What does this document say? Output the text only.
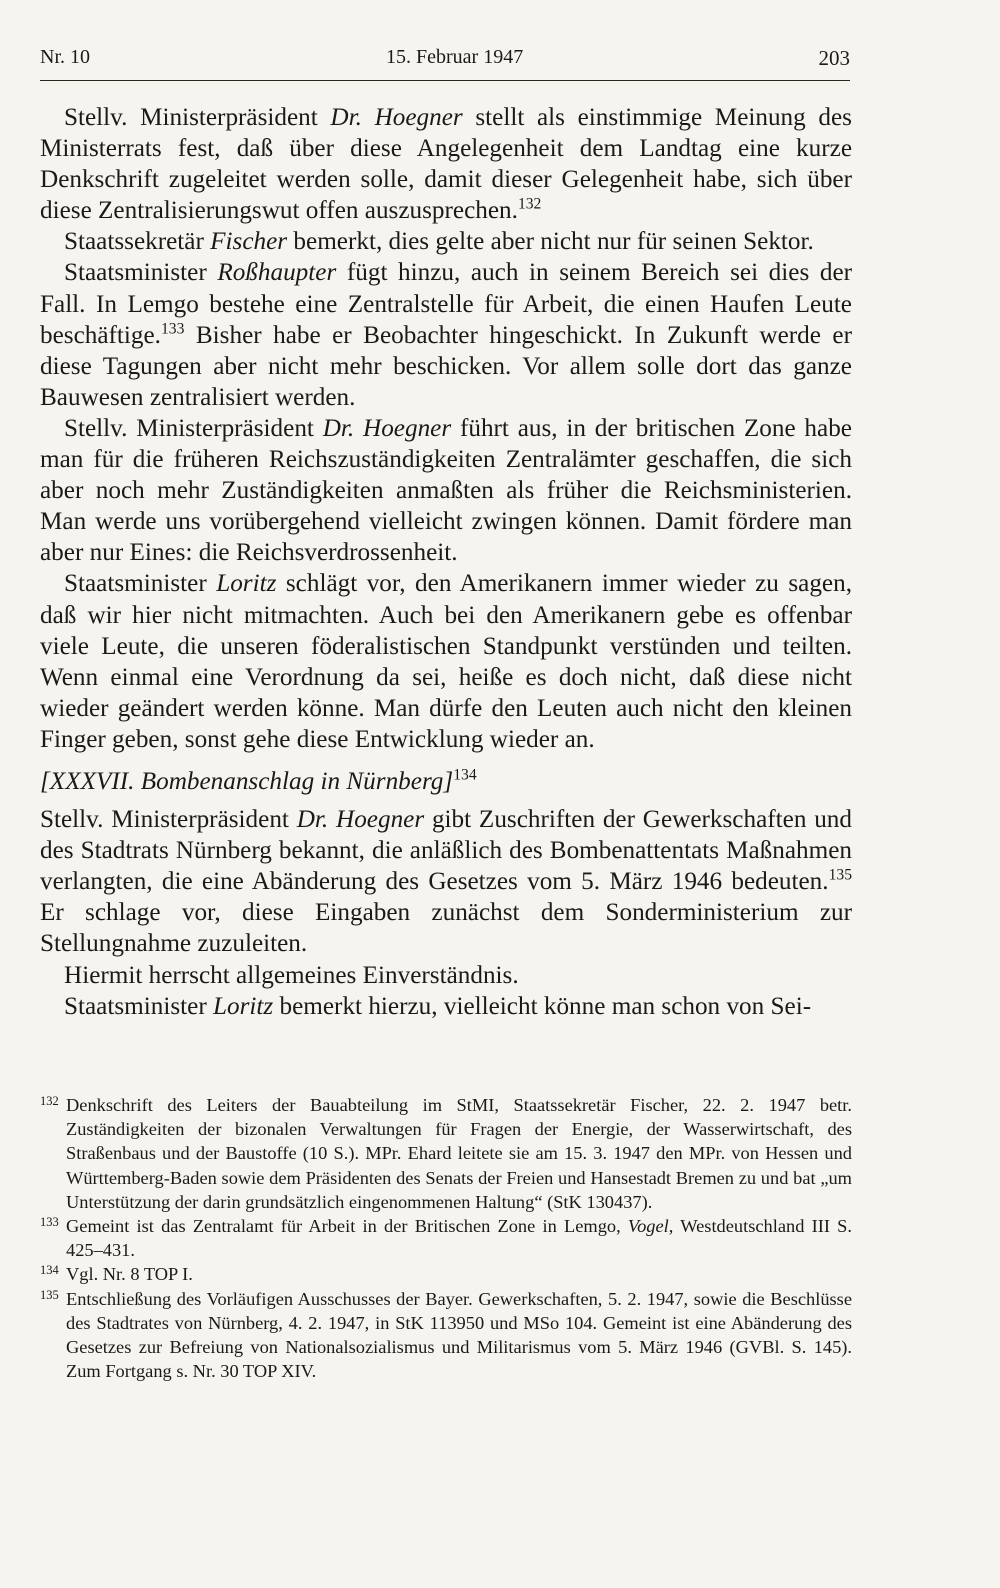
Nr. 10	15. Februar 1947	203

Stellv. Ministerpräsident Dr. Hoegner stellt als einstimmige Meinung des Ministerrats fest, daß über diese Angelegenheit dem Landtag eine kurze Denkschrift zugeleitet werden solle, damit dieser Gelegenheit habe, sich über diese Zentralisierungswut offen auszusprechen.$^{132}$

Staatssekretär Fischer bemerkt, dies gelte aber nicht nur für seinen Sektor.

Staatsminister Roßhaupter fügt hinzu, auch in seinem Bereich sei dies der Fall. In Lemgo bestehe eine Zentralstelle für Arbeit, die einen Haufen Leute beschäftige.$^{133}$ Bisher habe er Beobachter hingeschickt. In Zukunft werde er diese Tagungen aber nicht mehr beschicken. Vor allem solle dort das ganze Bauwesen zentralisiert werden.

Stellv. Ministerpräsident Dr. Hoegner führt aus, in der britischen Zone habe man für die früheren Reichszuständigkeiten Zentralämter geschaffen, die sich aber noch mehr Zuständigkeiten anmaßten als früher die Reichsministerien. Man werde uns vorübergehend vielleicht zwingen können. Damit fördere man aber nur Eines: die Reichsverdrossenheit.

Staatsminister Loritz schlägt vor, den Amerikanern immer wieder zu sagen, daß wir hier nicht mitmachten. Auch bei den Amerikanern gebe es offenbar viele Leute, die unseren föderalistischen Standpunkt verstünden und teilten. Wenn einmal eine Verordnung da sei, heiße es doch nicht, daß diese nicht wieder geändert werden könne. Man dürfe den Leuten auch nicht den kleinen Finger geben, sonst gehe diese Entwicklung wieder an.

[XXXVII. Bombenanschlag in Nürnberg]$^{134}$

Stellv. Ministerpräsident Dr. Hoegner gibt Zuschriften der Gewerkschaften und des Stadtrats Nürnberg bekannt, die anläßlich des Bombenattentats Maßnahmen verlangten, die eine Abänderung des Gesetzes vom 5. März 1946 bedeuten.$^{135}$ Er schlage vor, diese Eingaben zunächst dem Sonderministerium zur Stellungnahme zuzuleiten.

Hiermit herrscht allgemeines Einverständnis.

Staatsminister Loritz bemerkt hierzu, vielleicht könne man schon von Sei-

132 Denkschrift des Leiters der Bauabteilung im StMI, Staatssekretär Fischer, 22. 2. 1947 betr. Zuständigkeiten der bizonalen Verwaltungen für Fragen der Energie, der Wasserwirtschaft, des Straßenbaus und der Baustoffe (10 S.). MPr. Ehard leitete sie am 15. 3. 1947 den MPr. von Hessen und Württemberg-Baden sowie dem Präsidenten des Senats der Freien und Hansestadt Bremen zu und bat „um Unterstützung der darin grundsätzlich eingenommenen Haltung“ (StK 130437).

133 Gemeint ist das Zentralamt für Arbeit in der Britischen Zone in Lemgo, Vogel, Westdeutschland III S. 425–431.

134 Vgl. Nr. 8 TOP I.

135 Entschließung des Vorläufigen Ausschusses der Bayer. Gewerkschaften, 5. 2. 1947, sowie die Beschlüsse des Stadtrates von Nürnberg, 4. 2. 1947, in StK 113950 und MSo 104. Gemeint ist eine Abänderung des Gesetzes zur Befreiung von Nationalsozialismus und Militarismus vom 5. März 1946 (GVBl. S. 145). Zum Fortgang s. Nr. 30 TOP XIV.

§ Task statement:
Taking the entries as a whole, work out how many lines contain the string "bemerkt". Respond with only the number.

§ Response for this exercise:
2